TASK OBJECTIVE: Your answer is a single number: how many lines hold the word "Tropopause"?

INFORMATION SHOWN:
□ □ □ □ □ □ □

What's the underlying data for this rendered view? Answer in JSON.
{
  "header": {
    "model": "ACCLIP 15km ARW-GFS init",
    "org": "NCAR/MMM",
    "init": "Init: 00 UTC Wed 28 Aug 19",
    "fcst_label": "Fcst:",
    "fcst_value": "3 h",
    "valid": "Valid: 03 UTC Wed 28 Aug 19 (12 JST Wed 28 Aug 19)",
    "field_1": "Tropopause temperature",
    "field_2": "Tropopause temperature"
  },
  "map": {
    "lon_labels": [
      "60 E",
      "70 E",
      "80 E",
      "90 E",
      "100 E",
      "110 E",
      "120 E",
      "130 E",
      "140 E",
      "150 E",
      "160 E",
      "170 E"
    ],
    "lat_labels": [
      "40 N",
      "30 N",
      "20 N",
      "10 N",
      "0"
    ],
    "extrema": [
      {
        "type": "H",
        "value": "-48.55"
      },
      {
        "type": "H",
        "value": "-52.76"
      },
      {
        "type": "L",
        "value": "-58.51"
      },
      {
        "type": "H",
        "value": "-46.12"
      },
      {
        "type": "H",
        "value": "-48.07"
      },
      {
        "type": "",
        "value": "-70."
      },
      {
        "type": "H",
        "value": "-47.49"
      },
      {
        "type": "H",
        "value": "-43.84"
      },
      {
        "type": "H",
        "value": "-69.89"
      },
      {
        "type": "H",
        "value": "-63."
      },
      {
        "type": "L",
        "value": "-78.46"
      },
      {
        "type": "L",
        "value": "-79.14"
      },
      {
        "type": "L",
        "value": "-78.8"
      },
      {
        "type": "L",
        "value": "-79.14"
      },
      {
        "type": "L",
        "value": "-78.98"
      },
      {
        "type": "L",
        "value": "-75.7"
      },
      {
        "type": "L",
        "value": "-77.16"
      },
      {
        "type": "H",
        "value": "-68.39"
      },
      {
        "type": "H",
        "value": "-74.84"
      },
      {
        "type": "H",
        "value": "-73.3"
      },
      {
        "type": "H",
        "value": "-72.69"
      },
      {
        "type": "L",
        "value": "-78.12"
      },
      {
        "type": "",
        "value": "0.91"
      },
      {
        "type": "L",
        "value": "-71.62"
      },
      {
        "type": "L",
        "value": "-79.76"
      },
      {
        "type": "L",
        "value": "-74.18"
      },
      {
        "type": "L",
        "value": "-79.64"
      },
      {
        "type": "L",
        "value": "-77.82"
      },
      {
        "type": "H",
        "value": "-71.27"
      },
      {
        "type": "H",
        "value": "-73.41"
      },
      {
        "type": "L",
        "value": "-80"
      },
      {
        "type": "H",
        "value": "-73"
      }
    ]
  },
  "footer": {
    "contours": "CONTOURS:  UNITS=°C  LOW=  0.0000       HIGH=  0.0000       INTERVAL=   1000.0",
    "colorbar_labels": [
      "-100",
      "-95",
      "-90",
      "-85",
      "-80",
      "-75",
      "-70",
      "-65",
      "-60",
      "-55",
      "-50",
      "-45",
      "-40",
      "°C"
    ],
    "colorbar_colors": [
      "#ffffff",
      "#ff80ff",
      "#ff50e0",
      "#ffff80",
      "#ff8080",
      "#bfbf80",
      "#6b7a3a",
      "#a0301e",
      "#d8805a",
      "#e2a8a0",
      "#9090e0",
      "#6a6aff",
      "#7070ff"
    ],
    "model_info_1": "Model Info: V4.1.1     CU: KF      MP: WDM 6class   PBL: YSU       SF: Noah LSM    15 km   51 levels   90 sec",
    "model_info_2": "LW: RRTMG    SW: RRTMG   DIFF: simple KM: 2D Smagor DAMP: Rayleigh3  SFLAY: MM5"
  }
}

□ □ □ □ □ □ □

RESPONSE TO THE TASK: 2